_Short task_
Set down each line of the data below exactly as it stands, dropping the pictures.

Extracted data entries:
## Begin

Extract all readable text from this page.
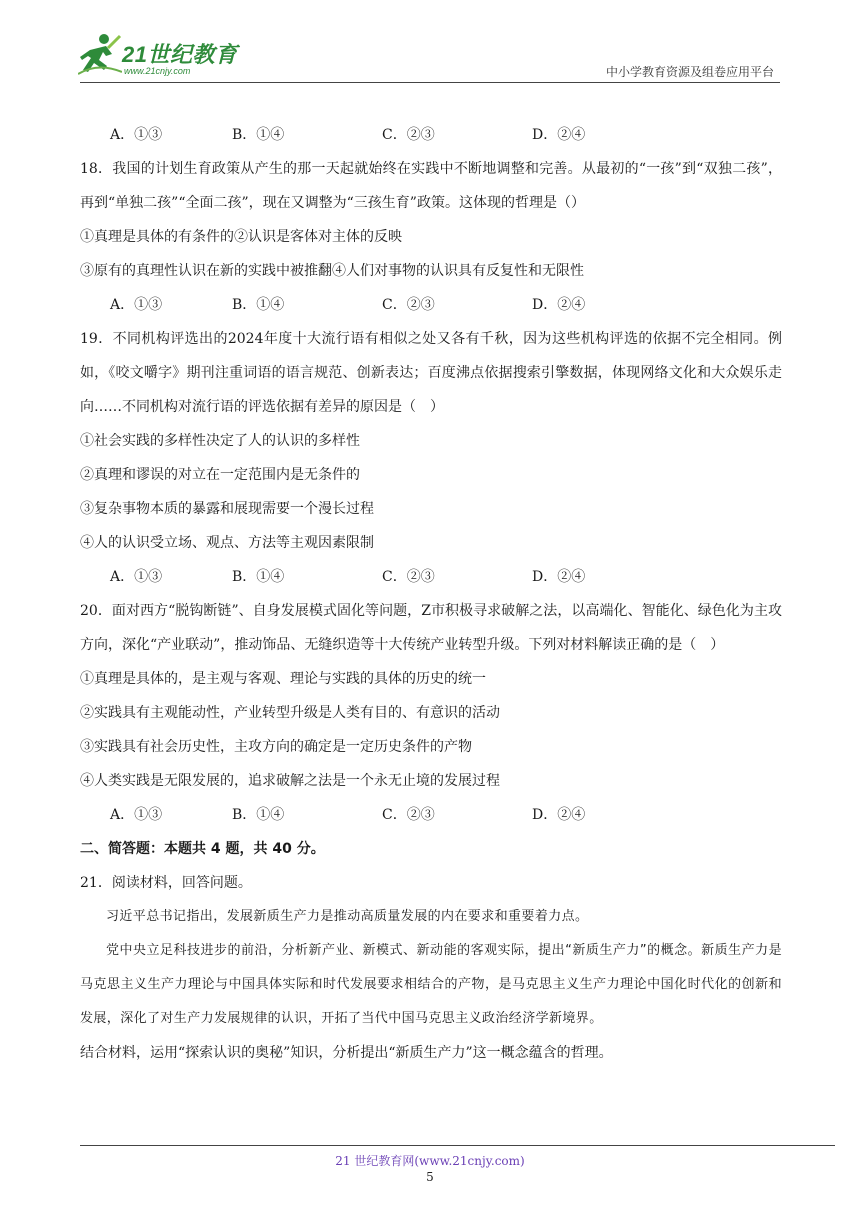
21世纪教育
www.21cnjy.com	中小学教育资源及组卷应用平台
A．①③	B．①④	C．②③	D．②④

18．我国的计划生育政策从产生的那一天起就始终在实践中不断地调整和完善。从最初的“一孩”到“双独二孩”，再到“单独二孩”“全面二孩”，现在又调整为“三孩生育”政策。这体现的哲理是（）

①真理是具体的有条件的②认识是客体对主体的反映

③原有的真理性认识在新的实践中被推翻④人们对事物的认识具有反复性和无限性

A．①③	B．①④	C．②③	D．②④

19．不同机构评选出的2024年度十大流行语有相似之处又各有千秋，因为这些机构评选的依据不完全相同。例如，《咬文嚼字》期刊注重词语的语言规范、创新表达；百度沸点依据搜索引擎数据，体现网络文化和大众娱乐走向……不同机构对流行语的评选依据有差异的原因是（　）

①社会实践的多样性决定了人的认识的多样性

②真理和谬误的对立在一定范围内是无条件的

③复杂事物本质的暴露和展现需要一个漫长过程

④人的认识受立场、观点、方法等主观因素限制

A．①③	B．①④	C．②③	D．②④

20．面对西方“脱钩断链”、自身发展模式固化等问题，Z市积极寻求破解之法，以高端化、智能化、绿色化为主攻方向，深化“产业联动”，推动饰品、无缝织造等十大传统产业转型升级。下列对材料解读正确的是（　）

①真理是具体的，是主观与客观、理论与实践的具体的历史的统一

②实践具有主观能动性，产业转型升级是人类有目的、有意识的活动

③实践具有社会历史性，主攻方向的确定是一定历史条件的产物

④人类实践是无限发展的，追求破解之法是一个永无止境的发展过程

A．①③	B．①④	C．②③	D．②④

二、简答题：本题共 4 题，共 40 分。

21．阅读材料，回答问题。

习近平总书记指出，发展新质生产力是推动高质量发展的内在要求和重要着力点。

党中央立足科技进步的前沿，分析新产业、新模式、新动能的客观实际，提出“新质生产力”的概念。新质生产力是马克思主义生产力理论与中国具体实际和时代发展要求相结合的产物，是马克思主义生产力理论中国化时代化的创新和发展，深化了对生产力发展规律的认识，开拓了当代中国马克思主义政治经济学新境界。

结合材料，运用“探索认识的奥秘”知识，分析提出“新质生产力”这一概念蕴含的哲理。

21 世纪教育网(www.21cnjy.com)
5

## End

_Task solution_
Extract all readable text from this page.
21世纪教育
www.21cnjy.com	中小学教育资源及组卷应用平台
A．①③	B．①④	C．②③	D．②④

18．我国的计划生育政策从产生的那一天起就始终在实践中不断地调整和完善。从最初的“一孩”到“双独二孩”，再到“单独二孩”“全面二孩”，现在又调整为“三孩生育”政策。这体现的哲理是（）

①真理是具体的有条件的②认识是客体对主体的反映

③原有的真理性认识在新的实践中被推翻④人们对事物的认识具有反复性和无限性

A．①③	B．①④	C．②③	D．②④

19．不同机构评选出的2024年度十大流行语有相似之处又各有千秋，因为这些机构评选的依据不完全相同。例如，《咬文嚼字》期刊注重词语的语言规范、创新表达；百度沸点依据搜索引擎数据，体现网络文化和大众娱乐走向……不同机构对流行语的评选依据有差异的原因是（　）

①社会实践的多样性决定了人的认识的多样性

②真理和谬误的对立在一定范围内是无条件的

③复杂事物本质的暴露和展现需要一个漫长过程

④人的认识受立场、观点、方法等主观因素限制

A．①③	B．①④	C．②③	D．②④

20．面对西方“脱钩断链”、自身发展模式固化等问题，Z市积极寻求破解之法，以高端化、智能化、绿色化为主攻方向，深化“产业联动”，推动饰品、无缝织造等十大传统产业转型升级。下列对材料解读正确的是（　）

①真理是具体的，是主观与客观、理论与实践的具体的历史的统一

②实践具有主观能动性，产业转型升级是人类有目的、有意识的活动

③实践具有社会历史性，主攻方向的确定是一定历史条件的产物

④人类实践是无限发展的，追求破解之法是一个永无止境的发展过程

A．①③	B．①④	C．②③	D．②④

二、简答题：本题共 4 题，共 40 分。

21．阅读材料，回答问题。

习近平总书记指出，发展新质生产力是推动高质量发展的内在要求和重要着力点。

党中央立足科技进步的前沿，分析新产业、新模式、新动能的客观实际，提出“新质生产力”的概念。新质生产力是马克思主义生产力理论与中国具体实际和时代发展要求相结合的产物，是马克思主义生产力理论中国化时代化的创新和发展，深化了对生产力发展规律的认识，开拓了当代中国马克思主义政治经济学新境界。

结合材料，运用“探索认识的奥秘”知识，分析提出“新质生产力”这一概念蕴含的哲理。

21 世纪教育网(www.21cnjy.com)
5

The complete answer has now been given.